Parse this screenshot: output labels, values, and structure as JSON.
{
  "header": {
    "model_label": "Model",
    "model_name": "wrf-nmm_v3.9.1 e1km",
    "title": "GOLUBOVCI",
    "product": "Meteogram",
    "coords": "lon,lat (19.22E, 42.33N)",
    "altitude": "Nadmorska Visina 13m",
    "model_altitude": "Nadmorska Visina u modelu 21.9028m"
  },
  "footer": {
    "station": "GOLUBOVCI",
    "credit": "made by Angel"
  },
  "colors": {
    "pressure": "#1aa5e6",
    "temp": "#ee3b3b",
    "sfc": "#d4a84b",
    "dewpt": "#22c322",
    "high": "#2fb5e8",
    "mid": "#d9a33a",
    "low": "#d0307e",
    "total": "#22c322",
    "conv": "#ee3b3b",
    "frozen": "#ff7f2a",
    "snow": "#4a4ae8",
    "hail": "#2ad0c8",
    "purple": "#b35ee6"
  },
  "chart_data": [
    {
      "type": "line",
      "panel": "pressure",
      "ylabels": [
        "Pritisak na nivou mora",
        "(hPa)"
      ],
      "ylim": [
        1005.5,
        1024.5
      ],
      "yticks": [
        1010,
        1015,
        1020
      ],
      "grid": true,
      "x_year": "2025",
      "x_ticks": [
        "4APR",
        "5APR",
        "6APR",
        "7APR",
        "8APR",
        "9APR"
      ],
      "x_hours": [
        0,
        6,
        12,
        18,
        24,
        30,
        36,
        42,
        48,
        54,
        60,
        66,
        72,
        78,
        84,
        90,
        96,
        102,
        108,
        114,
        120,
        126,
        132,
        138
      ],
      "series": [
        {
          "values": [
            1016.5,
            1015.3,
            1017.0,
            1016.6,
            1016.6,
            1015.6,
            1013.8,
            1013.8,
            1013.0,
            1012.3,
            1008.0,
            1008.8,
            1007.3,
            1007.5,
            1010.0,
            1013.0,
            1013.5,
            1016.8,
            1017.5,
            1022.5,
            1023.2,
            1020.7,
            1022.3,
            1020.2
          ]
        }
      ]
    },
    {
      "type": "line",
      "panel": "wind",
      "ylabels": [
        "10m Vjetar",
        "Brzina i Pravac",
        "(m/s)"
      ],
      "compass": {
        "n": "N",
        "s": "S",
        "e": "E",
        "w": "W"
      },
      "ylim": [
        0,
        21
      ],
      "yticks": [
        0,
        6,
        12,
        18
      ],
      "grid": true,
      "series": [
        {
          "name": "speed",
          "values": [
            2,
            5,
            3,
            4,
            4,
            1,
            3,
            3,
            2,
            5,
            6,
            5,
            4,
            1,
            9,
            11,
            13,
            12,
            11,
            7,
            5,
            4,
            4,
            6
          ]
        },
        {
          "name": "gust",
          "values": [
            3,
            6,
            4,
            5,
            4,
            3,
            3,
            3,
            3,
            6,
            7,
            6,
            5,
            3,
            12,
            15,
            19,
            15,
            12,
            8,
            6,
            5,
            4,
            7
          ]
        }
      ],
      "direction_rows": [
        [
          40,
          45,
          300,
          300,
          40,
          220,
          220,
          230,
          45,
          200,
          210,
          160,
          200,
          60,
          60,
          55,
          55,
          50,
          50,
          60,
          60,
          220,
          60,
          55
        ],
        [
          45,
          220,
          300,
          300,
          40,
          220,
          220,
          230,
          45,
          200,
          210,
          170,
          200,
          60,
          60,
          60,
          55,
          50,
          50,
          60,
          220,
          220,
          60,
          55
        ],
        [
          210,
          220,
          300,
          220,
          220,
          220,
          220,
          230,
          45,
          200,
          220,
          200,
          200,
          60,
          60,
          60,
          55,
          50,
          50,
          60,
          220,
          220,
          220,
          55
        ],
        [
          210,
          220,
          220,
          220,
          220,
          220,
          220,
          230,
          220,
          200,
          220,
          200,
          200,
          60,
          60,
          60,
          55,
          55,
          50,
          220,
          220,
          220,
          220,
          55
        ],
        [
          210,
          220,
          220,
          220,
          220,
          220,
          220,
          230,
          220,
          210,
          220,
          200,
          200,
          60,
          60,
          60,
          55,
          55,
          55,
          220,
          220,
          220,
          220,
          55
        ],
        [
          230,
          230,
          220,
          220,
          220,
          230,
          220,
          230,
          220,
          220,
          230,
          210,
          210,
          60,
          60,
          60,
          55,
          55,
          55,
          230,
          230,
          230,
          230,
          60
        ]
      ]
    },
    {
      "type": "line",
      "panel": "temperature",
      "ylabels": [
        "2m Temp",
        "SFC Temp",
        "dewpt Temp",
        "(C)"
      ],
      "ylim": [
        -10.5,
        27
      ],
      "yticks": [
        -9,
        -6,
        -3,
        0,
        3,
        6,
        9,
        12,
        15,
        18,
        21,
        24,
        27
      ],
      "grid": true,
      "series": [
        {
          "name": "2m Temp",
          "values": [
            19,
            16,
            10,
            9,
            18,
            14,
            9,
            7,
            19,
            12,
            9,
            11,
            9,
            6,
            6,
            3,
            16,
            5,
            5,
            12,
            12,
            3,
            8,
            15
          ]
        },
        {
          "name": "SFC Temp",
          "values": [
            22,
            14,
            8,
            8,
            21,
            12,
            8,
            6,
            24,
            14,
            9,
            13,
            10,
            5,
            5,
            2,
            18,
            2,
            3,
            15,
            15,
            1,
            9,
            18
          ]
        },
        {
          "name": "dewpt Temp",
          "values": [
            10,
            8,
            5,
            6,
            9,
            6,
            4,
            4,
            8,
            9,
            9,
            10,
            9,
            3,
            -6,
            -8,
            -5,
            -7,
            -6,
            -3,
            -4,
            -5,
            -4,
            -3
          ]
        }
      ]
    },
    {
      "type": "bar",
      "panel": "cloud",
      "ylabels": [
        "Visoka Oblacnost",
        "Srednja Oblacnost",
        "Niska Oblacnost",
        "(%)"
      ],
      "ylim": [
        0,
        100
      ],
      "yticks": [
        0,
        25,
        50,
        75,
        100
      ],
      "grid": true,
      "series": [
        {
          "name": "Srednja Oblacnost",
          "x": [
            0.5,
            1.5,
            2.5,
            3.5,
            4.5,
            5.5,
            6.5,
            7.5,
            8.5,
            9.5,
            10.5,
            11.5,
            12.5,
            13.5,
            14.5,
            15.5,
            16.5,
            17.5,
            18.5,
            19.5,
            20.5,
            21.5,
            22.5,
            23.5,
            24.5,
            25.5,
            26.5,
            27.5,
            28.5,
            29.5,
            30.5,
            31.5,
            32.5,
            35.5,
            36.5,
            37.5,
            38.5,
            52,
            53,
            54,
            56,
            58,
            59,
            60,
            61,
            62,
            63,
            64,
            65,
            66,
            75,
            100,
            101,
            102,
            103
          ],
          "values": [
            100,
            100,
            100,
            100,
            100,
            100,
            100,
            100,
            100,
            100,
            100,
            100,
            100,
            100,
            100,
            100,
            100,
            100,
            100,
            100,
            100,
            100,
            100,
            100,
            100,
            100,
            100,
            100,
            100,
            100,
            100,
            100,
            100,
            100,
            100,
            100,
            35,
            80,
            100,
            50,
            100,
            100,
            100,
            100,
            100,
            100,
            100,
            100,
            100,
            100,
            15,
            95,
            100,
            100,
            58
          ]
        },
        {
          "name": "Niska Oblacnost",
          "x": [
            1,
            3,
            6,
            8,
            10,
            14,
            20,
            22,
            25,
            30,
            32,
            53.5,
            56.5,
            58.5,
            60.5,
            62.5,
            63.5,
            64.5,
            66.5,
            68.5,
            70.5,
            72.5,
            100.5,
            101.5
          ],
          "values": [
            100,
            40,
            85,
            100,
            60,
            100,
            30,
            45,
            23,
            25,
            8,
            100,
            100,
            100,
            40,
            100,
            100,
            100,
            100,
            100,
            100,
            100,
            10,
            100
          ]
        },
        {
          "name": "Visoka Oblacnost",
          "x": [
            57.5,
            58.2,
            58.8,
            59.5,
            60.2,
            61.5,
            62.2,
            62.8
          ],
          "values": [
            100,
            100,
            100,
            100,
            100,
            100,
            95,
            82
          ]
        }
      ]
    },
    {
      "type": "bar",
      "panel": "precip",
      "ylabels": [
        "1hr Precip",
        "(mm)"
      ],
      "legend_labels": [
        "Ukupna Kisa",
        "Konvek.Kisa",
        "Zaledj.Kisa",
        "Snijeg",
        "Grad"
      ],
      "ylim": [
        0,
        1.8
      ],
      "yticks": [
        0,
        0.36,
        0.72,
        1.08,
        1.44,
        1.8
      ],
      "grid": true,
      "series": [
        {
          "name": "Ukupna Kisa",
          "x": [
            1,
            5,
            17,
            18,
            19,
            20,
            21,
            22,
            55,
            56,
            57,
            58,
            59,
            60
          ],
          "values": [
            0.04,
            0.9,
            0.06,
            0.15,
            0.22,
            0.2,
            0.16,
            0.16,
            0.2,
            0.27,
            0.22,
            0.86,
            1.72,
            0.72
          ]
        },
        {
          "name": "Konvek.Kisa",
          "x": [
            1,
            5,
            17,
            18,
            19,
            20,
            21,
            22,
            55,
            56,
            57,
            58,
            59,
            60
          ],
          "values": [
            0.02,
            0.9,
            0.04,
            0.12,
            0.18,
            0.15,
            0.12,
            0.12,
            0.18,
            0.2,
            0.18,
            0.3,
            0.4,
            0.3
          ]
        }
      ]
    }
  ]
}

> Exercise description:
Search the data above for the string "Oblacnost" and return every line that has it.

> Answer to the problem:
        "Visoka Oblacnost",
        "Srednja Oblacnost",
        "Niska Oblacnost",
          "name": "Srednja Oblacnost",
          "name": "Niska Oblacnost",
          "name": "Visoka Oblacnost",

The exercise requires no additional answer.